■ Direction
Give a verbatim copy of the lines below, minus the pictures.

Stored records
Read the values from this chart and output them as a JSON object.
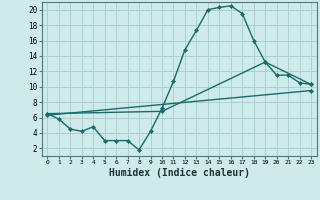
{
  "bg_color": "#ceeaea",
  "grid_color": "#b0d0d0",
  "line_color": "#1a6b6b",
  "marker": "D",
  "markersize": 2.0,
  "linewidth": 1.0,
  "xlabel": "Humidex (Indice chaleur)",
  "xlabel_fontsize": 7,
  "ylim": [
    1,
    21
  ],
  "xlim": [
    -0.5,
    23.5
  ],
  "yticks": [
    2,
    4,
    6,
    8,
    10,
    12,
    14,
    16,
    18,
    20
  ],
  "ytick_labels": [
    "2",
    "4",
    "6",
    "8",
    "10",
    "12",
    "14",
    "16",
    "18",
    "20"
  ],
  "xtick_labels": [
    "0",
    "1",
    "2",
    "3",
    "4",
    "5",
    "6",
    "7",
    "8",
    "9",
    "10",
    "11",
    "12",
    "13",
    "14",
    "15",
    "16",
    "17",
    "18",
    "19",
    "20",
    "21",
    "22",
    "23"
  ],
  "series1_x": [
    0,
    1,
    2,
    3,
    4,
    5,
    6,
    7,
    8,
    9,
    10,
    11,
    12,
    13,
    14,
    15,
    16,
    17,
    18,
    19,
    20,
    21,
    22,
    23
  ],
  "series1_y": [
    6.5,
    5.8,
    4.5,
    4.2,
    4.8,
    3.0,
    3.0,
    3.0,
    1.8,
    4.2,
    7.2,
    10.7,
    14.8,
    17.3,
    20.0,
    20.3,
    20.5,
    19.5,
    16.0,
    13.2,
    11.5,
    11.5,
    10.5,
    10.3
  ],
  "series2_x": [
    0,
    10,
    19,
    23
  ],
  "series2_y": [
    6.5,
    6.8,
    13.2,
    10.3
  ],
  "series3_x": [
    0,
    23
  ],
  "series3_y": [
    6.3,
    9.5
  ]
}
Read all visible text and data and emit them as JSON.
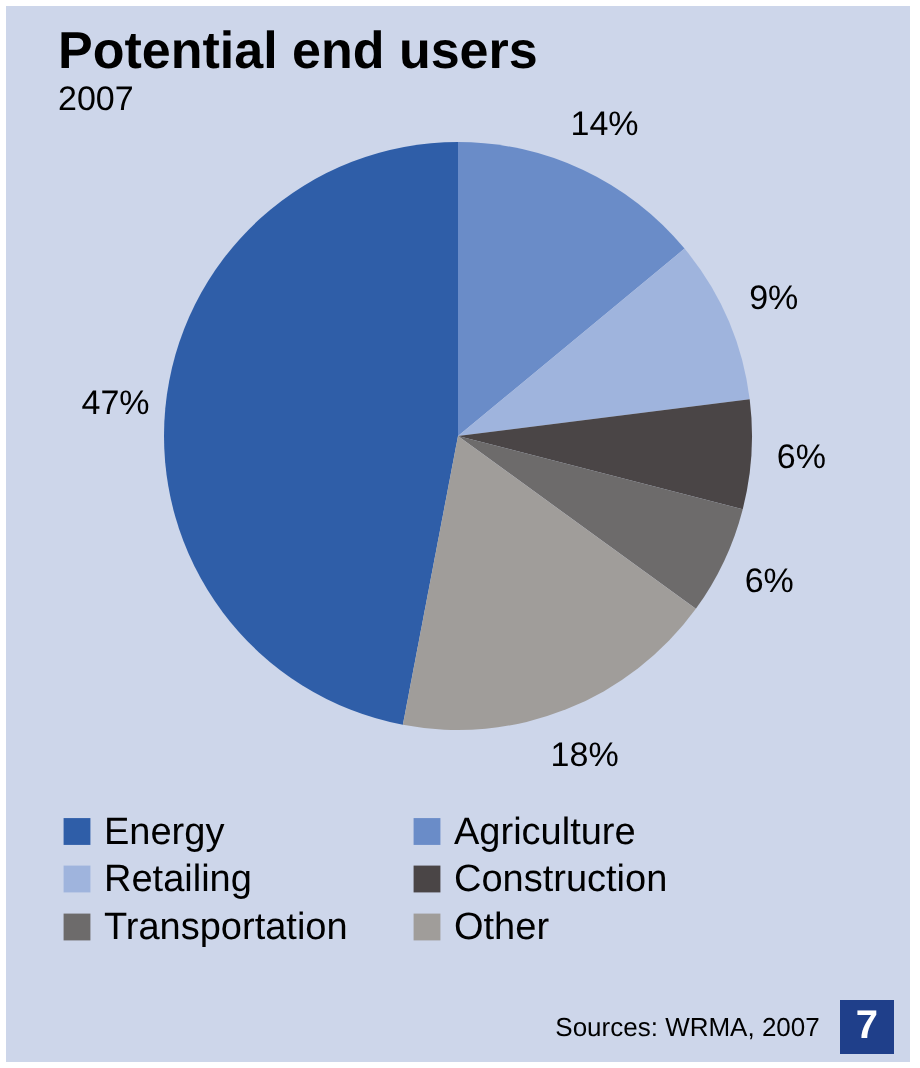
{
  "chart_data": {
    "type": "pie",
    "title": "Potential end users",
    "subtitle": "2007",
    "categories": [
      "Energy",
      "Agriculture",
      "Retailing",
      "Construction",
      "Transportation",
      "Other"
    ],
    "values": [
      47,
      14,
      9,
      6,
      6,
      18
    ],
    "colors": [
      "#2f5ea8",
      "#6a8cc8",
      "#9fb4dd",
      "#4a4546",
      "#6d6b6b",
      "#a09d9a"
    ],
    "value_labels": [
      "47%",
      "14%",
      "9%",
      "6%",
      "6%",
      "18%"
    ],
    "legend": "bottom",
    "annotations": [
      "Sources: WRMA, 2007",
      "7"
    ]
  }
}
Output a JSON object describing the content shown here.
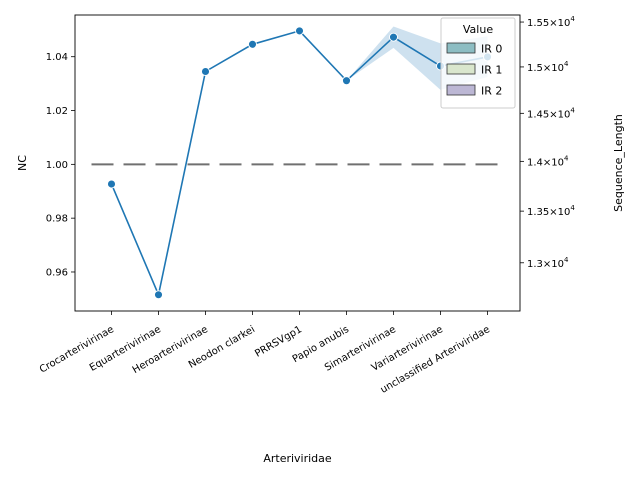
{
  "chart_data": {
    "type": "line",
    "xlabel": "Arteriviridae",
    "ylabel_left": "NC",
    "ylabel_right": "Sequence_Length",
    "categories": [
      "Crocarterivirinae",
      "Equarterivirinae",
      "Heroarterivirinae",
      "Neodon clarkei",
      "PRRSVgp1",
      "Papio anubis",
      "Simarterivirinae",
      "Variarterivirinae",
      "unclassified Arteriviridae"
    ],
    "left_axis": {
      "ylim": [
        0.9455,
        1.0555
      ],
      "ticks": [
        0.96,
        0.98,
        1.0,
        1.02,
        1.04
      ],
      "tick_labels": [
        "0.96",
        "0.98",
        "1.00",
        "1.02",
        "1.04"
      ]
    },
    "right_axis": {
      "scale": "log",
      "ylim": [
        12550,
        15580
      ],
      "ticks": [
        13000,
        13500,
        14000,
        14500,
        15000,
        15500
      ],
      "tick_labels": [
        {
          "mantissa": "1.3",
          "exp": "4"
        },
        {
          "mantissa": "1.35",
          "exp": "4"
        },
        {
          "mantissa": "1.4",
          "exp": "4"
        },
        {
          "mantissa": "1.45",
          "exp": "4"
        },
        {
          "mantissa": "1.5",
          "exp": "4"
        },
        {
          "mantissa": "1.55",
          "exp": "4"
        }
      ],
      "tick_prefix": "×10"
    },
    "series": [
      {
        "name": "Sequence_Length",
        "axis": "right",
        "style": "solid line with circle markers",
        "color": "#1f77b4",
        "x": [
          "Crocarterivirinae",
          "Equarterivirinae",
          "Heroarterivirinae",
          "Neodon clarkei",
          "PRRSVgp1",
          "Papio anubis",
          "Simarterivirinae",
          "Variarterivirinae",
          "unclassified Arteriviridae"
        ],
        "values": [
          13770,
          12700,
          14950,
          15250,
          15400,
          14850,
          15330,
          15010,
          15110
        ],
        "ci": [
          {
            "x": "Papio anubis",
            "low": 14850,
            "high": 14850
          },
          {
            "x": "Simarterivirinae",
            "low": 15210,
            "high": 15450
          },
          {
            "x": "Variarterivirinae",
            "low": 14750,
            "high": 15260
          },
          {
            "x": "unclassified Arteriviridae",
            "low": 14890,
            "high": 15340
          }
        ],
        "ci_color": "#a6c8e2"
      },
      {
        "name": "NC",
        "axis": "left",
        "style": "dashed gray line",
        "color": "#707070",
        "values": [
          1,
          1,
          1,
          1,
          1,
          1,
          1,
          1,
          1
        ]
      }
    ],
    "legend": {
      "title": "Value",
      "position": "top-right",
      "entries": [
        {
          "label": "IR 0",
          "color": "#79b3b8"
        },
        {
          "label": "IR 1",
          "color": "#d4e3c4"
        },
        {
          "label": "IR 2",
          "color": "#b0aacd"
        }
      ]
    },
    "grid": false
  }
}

■ Answer to the task
Read the values from this chart and output them as a JSON object.
{
  "bg_color": "#ceeaea",
  "grid_color": "#b0d0d0",
  "line_color": "#1a6b6b",
  "marker": "D",
  "markersize": 2.0,
  "linewidth": 1.0,
  "xlabel": "Humidex (Indice chaleur)",
  "xlabel_fontsize": 7,
  "ylim": [
    1,
    21
  ],
  "xlim": [
    -0.5,
    23.5
  ],
  "yticks": [
    2,
    4,
    6,
    8,
    10,
    12,
    14,
    16,
    18,
    20
  ],
  "ytick_labels": [
    "2",
    "4",
    "6",
    "8",
    "10",
    "12",
    "14",
    "16",
    "18",
    "20"
  ],
  "xtick_labels": [
    "0",
    "1",
    "2",
    "3",
    "4",
    "5",
    "6",
    "7",
    "8",
    "9",
    "10",
    "11",
    "12",
    "13",
    "14",
    "15",
    "16",
    "17",
    "18",
    "19",
    "20",
    "21",
    "22",
    "23"
  ],
  "series1_x": [
    0,
    1,
    2,
    3,
    4,
    5,
    6,
    7,
    8,
    9,
    10,
    11,
    12,
    13,
    14,
    15,
    16,
    17,
    18,
    19,
    20,
    21,
    22,
    23
  ],
  "series1_y": [
    6.5,
    5.8,
    4.5,
    4.2,
    4.8,
    3.0,
    3.0,
    3.0,
    1.8,
    4.2,
    7.2,
    10.7,
    14.8,
    17.3,
    20.0,
    20.3,
    20.5,
    19.5,
    16.0,
    13.2,
    11.5,
    11.5,
    10.5,
    10.3
  ],
  "series2_x": [
    0,
    10,
    19,
    23
  ],
  "series2_y": [
    6.5,
    6.8,
    13.2,
    10.3
  ],
  "series3_x": [
    0,
    23
  ],
  "series3_y": [
    6.3,
    9.5
  ]
}
Read all visible text and data and emit them as JSON.
{
  "chart_data": {
    "type": "pie",
    "title": "Potential end users",
    "subtitle": "2007",
    "categories": [
      "Energy",
      "Agriculture",
      "Retailing",
      "Construction",
      "Transportation",
      "Other"
    ],
    "values": [
      47,
      14,
      9,
      6,
      6,
      18
    ],
    "colors": [
      "#2f5ea8",
      "#6a8cc8",
      "#9fb4dd",
      "#4a4546",
      "#6d6b6b",
      "#a09d9a"
    ],
    "value_labels": [
      "47%",
      "14%",
      "9%",
      "6%",
      "6%",
      "18%"
    ],
    "legend": "bottom",
    "annotations": [
      "Sources: WRMA, 2007",
      "7"
    ]
  }
}
Output a JSON object describing the content shown here.
{
  "chart_data": {
    "type": "line",
    "xlabel": "Arteriviridae",
    "ylabel_left": "NC",
    "ylabel_right": "Sequence_Length",
    "categories": [
      "Crocarterivirinae",
      "Equarterivirinae",
      "Heroarterivirinae",
      "Neodon clarkei",
      "PRRSVgp1",
      "Papio anubis",
      "Simarterivirinae",
      "Variarterivirinae",
      "unclassified Arteriviridae"
    ],
    "left_axis": {
      "ylim": [
        0.9455,
        1.0555
      ],
      "ticks": [
        0.96,
        0.98,
        1.0,
        1.02,
        1.04
      ],
      "tick_labels": [
        "0.96",
        "0.98",
        "1.00",
        "1.02",
        "1.04"
      ]
    },
    "right_axis": {
      "scale": "log",
      "ylim": [
        12550,
        15580
      ],
      "ticks": [
        13000,
        13500,
        14000,
        14500,
        15000,
        15500
      ],
      "tick_labels": [
        {
          "mantissa": "1.3",
          "exp": "4"
        },
        {
          "mantissa": "1.35",
          "exp": "4"
        },
        {
          "mantissa": "1.4",
          "exp": "4"
        },
        {
          "mantissa": "1.45",
          "exp": "4"
        },
        {
          "mantissa": "1.5",
          "exp": "4"
        },
        {
          "mantissa": "1.55",
          "exp": "4"
        }
      ],
      "tick_prefix": "×10"
    },
    "series": [
      {
        "name": "Sequence_Length",
        "axis": "right",
        "style": "solid line with circle markers",
        "color": "#1f77b4",
        "x": [
          "Crocarterivirinae",
          "Equarterivirinae",
          "Heroarterivirinae",
          "Neodon clarkei",
          "PRRSVgp1",
          "Papio anubis",
          "Simarterivirinae",
          "Variarterivirinae",
          "unclassified Arteriviridae"
        ],
        "values": [
          13770,
          12700,
          14950,
          15250,
          15400,
          14850,
          15330,
          15010,
          15110
        ],
        "ci": [
          {
            "x": "Papio anubis",
            "low": 14850,
            "high": 14850
          },
          {
            "x": "Simarterivirinae",
            "low": 15210,
            "high": 15450
          },
          {
            "x": "Variarterivirinae",
            "low": 14750,
            "high": 15260
          },
          {
            "x": "unclassified Arteriviridae",
            "low": 14890,
            "high": 15340
          }
        ],
        "ci_color": "#a6c8e2"
      },
      {
        "name": "NC",
        "axis": "left",
        "style": "dashed gray line",
        "color": "#707070",
        "values": [
          1,
          1,
          1,
          1,
          1,
          1,
          1,
          1,
          1
        ]
      }
    ],
    "legend": {
      "title": "Value",
      "position": "top-right",
      "entries": [
        {
          "label": "IR 0",
          "color": "#79b3b8"
        },
        {
          "label": "IR 1",
          "color": "#d4e3c4"
        },
        {
          "label": "IR 2",
          "color": "#b0aacd"
        }
      ]
    },
    "grid": false
  }
}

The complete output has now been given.